- [What needs to be done]: Restate each entry word for word, leaving nothing out.

[Some records]
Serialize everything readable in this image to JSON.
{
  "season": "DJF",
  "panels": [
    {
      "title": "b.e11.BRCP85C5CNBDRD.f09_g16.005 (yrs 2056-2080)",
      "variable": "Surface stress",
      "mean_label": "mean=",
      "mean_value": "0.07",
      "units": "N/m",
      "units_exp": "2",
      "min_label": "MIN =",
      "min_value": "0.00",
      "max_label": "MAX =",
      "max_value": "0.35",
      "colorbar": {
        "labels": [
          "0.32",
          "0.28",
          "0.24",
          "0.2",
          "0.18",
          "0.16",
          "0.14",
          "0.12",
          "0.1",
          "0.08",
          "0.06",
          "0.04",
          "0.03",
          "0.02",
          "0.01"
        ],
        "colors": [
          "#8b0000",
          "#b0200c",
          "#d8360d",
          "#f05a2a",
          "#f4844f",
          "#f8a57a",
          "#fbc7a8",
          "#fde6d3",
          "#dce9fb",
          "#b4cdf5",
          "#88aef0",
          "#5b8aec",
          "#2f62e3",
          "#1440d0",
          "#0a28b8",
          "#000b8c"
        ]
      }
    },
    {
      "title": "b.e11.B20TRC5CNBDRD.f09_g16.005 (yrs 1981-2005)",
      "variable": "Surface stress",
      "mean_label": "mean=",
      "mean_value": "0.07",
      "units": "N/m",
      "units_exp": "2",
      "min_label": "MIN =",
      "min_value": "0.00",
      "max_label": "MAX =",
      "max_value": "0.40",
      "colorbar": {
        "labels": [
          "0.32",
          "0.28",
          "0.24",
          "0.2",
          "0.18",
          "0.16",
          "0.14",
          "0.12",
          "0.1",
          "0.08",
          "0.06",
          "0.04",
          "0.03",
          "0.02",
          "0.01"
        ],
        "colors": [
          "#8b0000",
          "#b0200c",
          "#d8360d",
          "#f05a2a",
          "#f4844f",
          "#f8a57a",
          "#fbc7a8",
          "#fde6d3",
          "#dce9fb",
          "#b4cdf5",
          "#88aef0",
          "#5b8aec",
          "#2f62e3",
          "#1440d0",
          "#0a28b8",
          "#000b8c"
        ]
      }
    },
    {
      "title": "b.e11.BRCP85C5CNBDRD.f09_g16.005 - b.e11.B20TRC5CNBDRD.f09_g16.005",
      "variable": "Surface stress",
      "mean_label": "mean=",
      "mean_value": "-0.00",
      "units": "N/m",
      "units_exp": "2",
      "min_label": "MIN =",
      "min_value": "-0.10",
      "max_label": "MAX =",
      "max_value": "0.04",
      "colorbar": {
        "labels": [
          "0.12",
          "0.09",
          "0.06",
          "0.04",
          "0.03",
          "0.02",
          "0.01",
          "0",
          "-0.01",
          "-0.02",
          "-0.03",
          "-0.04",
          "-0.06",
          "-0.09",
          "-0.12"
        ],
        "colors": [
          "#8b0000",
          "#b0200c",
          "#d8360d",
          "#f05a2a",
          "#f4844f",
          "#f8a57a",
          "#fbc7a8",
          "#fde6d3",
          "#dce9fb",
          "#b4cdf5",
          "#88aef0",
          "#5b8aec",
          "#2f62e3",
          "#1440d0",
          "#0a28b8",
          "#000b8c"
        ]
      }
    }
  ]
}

- [Task output]:
Serialize everything readable in this image to JSON.
{
  "season": "DJF",
  "panels": [
    {
      "title": "b.e11.BRCP85C5CNBDRD.f09_g16.005 (yrs 2056-2080)",
      "variable": "Surface stress",
      "mean_label": "mean=",
      "mean_value": "0.07",
      "units": "N/m",
      "units_exp": "2",
      "min_label": "MIN =",
      "min_value": "0.00",
      "max_label": "MAX =",
      "max_value": "0.35",
      "colorbar": {
        "labels": [
          "0.32",
          "0.28",
          "0.24",
          "0.2",
          "0.18",
          "0.16",
          "0.14",
          "0.12",
          "0.1",
          "0.08",
          "0.06",
          "0.04",
          "0.03",
          "0.02",
          "0.01"
        ],
        "colors": [
          "#8b0000",
          "#b0200c",
          "#d8360d",
          "#f05a2a",
          "#f4844f",
          "#f8a57a",
          "#fbc7a8",
          "#fde6d3",
          "#dce9fb",
          "#b4cdf5",
          "#88aef0",
          "#5b8aec",
          "#2f62e3",
          "#1440d0",
          "#0a28b8",
          "#000b8c"
        ]
      }
    },
    {
      "title": "b.e11.B20TRC5CNBDRD.f09_g16.005 (yrs 1981-2005)",
      "variable": "Surface stress",
      "mean_label": "mean=",
      "mean_value": "0.07",
      "units": "N/m",
      "units_exp": "2",
      "min_label": "MIN =",
      "min_value": "0.00",
      "max_label": "MAX =",
      "max_value": "0.40",
      "colorbar": {
        "labels": [
          "0.32",
          "0.28",
          "0.24",
          "0.2",
          "0.18",
          "0.16",
          "0.14",
          "0.12",
          "0.1",
          "0.08",
          "0.06",
          "0.04",
          "0.03",
          "0.02",
          "0.01"
        ],
        "colors": [
          "#8b0000",
          "#b0200c",
          "#d8360d",
          "#f05a2a",
          "#f4844f",
          "#f8a57a",
          "#fbc7a8",
          "#fde6d3",
          "#dce9fb",
          "#b4cdf5",
          "#88aef0",
          "#5b8aec",
          "#2f62e3",
          "#1440d0",
          "#0a28b8",
          "#000b8c"
        ]
      }
    },
    {
      "title": "b.e11.BRCP85C5CNBDRD.f09_g16.005 - b.e11.B20TRC5CNBDRD.f09_g16.005",
      "variable": "Surface stress",
      "mean_label": "mean=",
      "mean_value": "-0.00",
      "units": "N/m",
      "units_exp": "2",
      "min_label": "MIN =",
      "min_value": "-0.10",
      "max_label": "MAX =",
      "max_value": "0.04",
      "colorbar": {
        "labels": [
          "0.12",
          "0.09",
          "0.06",
          "0.04",
          "0.03",
          "0.02",
          "0.01",
          "0",
          "-0.01",
          "-0.02",
          "-0.03",
          "-0.04",
          "-0.06",
          "-0.09",
          "-0.12"
        ],
        "colors": [
          "#8b0000",
          "#b0200c",
          "#d8360d",
          "#f05a2a",
          "#f4844f",
          "#f8a57a",
          "#fbc7a8",
          "#fde6d3",
          "#dce9fb",
          "#b4cdf5",
          "#88aef0",
          "#5b8aec",
          "#2f62e3",
          "#1440d0",
          "#0a28b8",
          "#000b8c"
        ]
      }
    }
  ]
}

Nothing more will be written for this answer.